# [Written request]
The records below need retyping in full; give them again exactly.

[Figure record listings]
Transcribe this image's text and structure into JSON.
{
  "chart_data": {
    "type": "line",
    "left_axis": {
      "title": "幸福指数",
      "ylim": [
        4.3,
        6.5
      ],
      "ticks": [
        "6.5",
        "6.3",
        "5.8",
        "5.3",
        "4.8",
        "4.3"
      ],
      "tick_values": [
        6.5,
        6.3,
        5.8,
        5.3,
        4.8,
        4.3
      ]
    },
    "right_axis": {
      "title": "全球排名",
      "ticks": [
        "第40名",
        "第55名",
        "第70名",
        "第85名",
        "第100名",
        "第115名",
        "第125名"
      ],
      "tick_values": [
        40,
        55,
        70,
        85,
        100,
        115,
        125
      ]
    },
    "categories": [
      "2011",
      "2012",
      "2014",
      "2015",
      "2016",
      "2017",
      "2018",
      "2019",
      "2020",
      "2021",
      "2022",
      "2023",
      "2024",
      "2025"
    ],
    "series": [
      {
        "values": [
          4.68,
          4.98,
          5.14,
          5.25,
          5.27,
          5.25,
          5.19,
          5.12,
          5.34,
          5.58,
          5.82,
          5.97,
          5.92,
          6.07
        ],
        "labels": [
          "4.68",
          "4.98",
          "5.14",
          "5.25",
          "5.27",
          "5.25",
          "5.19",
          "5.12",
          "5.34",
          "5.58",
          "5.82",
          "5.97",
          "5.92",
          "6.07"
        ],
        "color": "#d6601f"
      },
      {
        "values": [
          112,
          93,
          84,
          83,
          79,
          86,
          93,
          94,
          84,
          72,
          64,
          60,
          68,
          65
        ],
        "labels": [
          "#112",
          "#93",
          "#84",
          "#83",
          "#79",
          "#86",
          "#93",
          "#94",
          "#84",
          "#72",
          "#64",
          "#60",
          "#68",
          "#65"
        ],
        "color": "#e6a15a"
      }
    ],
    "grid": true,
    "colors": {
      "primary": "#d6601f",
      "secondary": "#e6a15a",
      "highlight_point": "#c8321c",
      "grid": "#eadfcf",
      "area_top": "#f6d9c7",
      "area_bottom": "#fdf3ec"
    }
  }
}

# [Final result]
Transcribe this image's text and structure into JSON.
{
  "chart_data": {
    "type": "line",
    "left_axis": {
      "title": "幸福指数",
      "ylim": [
        4.3,
        6.5
      ],
      "ticks": [
        "6.5",
        "6.3",
        "5.8",
        "5.3",
        "4.8",
        "4.3"
      ],
      "tick_values": [
        6.5,
        6.3,
        5.8,
        5.3,
        4.8,
        4.3
      ]
    },
    "right_axis": {
      "title": "全球排名",
      "ticks": [
        "第40名",
        "第55名",
        "第70名",
        "第85名",
        "第100名",
        "第115名",
        "第125名"
      ],
      "tick_values": [
        40,
        55,
        70,
        85,
        100,
        115,
        125
      ]
    },
    "categories": [
      "2011",
      "2012",
      "2014",
      "2015",
      "2016",
      "2017",
      "2018",
      "2019",
      "2020",
      "2021",
      "2022",
      "2023",
      "2024",
      "2025"
    ],
    "series": [
      {
        "values": [
          4.68,
          4.98,
          5.14,
          5.25,
          5.27,
          5.25,
          5.19,
          5.12,
          5.34,
          5.58,
          5.82,
          5.97,
          5.92,
          6.07
        ],
        "labels": [
          "4.68",
          "4.98",
          "5.14",
          "5.25",
          "5.27",
          "5.25",
          "5.19",
          "5.12",
          "5.34",
          "5.58",
          "5.82",
          "5.97",
          "5.92",
          "6.07"
        ],
        "color": "#d6601f"
      },
      {
        "values": [
          112,
          93,
          84,
          83,
          79,
          86,
          93,
          94,
          84,
          72,
          64,
          60,
          68,
          65
        ],
        "labels": [
          "#112",
          "#93",
          "#84",
          "#83",
          "#79",
          "#86",
          "#93",
          "#94",
          "#84",
          "#72",
          "#64",
          "#60",
          "#68",
          "#65"
        ],
        "color": "#e6a15a"
      }
    ],
    "grid": true,
    "colors": {
      "primary": "#d6601f",
      "secondary": "#e6a15a",
      "highlight_point": "#c8321c",
      "grid": "#eadfcf",
      "area_top": "#f6d9c7",
      "area_bottom": "#fdf3ec"
    }
  }
}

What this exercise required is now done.